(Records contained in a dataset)
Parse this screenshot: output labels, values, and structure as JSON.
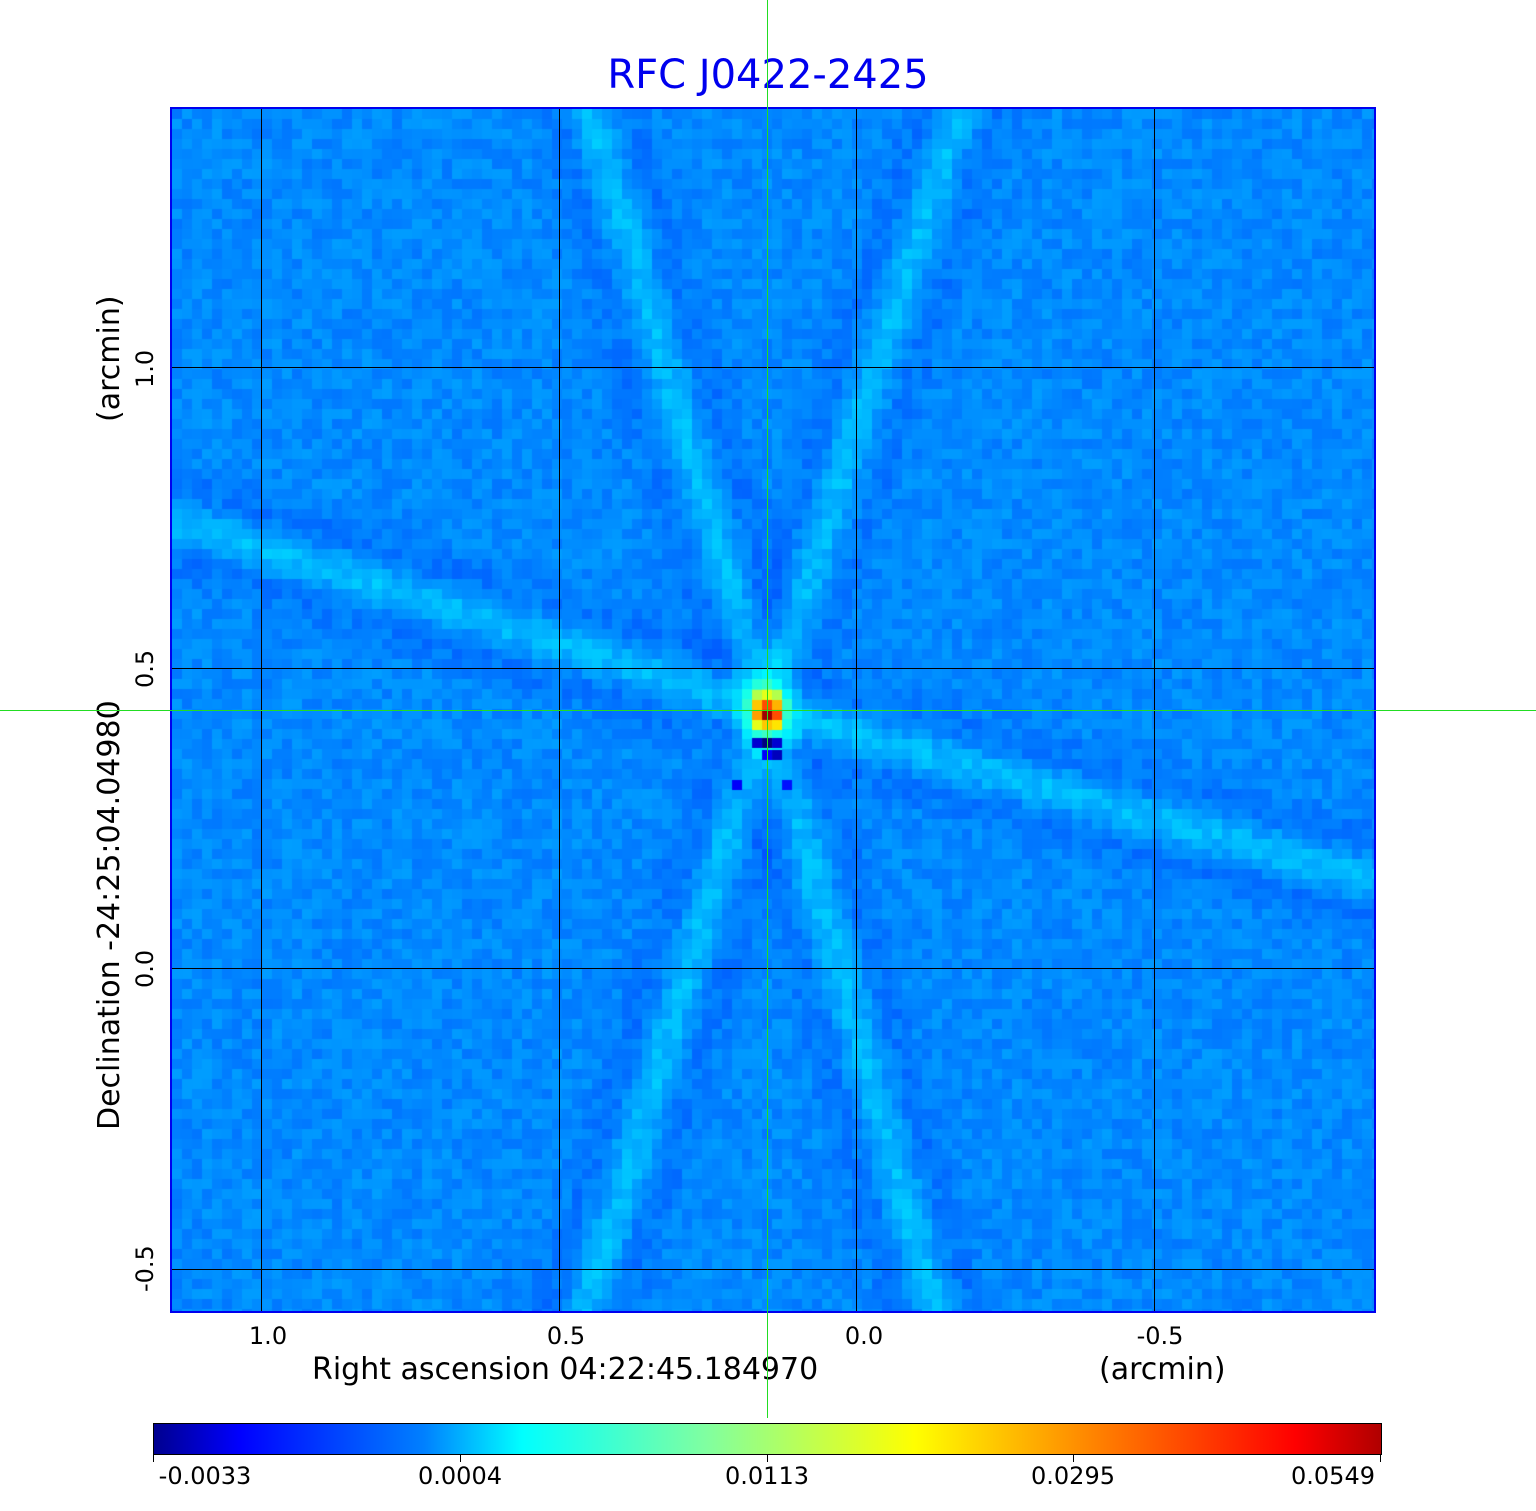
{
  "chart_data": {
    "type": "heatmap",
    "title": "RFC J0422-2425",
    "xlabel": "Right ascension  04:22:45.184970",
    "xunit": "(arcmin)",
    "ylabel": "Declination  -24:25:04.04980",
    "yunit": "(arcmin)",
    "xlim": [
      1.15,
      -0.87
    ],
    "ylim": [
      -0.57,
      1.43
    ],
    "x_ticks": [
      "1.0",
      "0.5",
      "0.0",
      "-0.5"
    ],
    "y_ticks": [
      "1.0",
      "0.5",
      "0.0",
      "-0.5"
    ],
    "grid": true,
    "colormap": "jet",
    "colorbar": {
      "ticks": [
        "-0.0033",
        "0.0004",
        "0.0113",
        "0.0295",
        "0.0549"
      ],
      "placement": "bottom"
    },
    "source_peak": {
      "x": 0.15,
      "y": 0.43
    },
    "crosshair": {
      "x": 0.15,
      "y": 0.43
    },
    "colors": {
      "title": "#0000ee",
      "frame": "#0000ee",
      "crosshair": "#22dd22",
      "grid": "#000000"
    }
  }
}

• [Given exercise]
Make an exact copy of the whole listing, but don't bring over any pictures.

• [Task output]
Parse this screenshot: output labels, values, and structure as JSON.
{
  "chart_data": {
    "type": "heatmap",
    "title": "RFC J0422-2425",
    "xlabel": "Right ascension  04:22:45.184970",
    "xunit": "(arcmin)",
    "ylabel": "Declination  -24:25:04.04980",
    "yunit": "(arcmin)",
    "xlim": [
      1.15,
      -0.87
    ],
    "ylim": [
      -0.57,
      1.43
    ],
    "x_ticks": [
      "1.0",
      "0.5",
      "0.0",
      "-0.5"
    ],
    "y_ticks": [
      "1.0",
      "0.5",
      "0.0",
      "-0.5"
    ],
    "grid": true,
    "colormap": "jet",
    "colorbar": {
      "ticks": [
        "-0.0033",
        "0.0004",
        "0.0113",
        "0.0295",
        "0.0549"
      ],
      "placement": "bottom"
    },
    "source_peak": {
      "x": 0.15,
      "y": 0.43
    },
    "crosshair": {
      "x": 0.15,
      "y": 0.43
    },
    "colors": {
      "title": "#0000ee",
      "frame": "#0000ee",
      "crosshair": "#22dd22",
      "grid": "#000000"
    }
  }
}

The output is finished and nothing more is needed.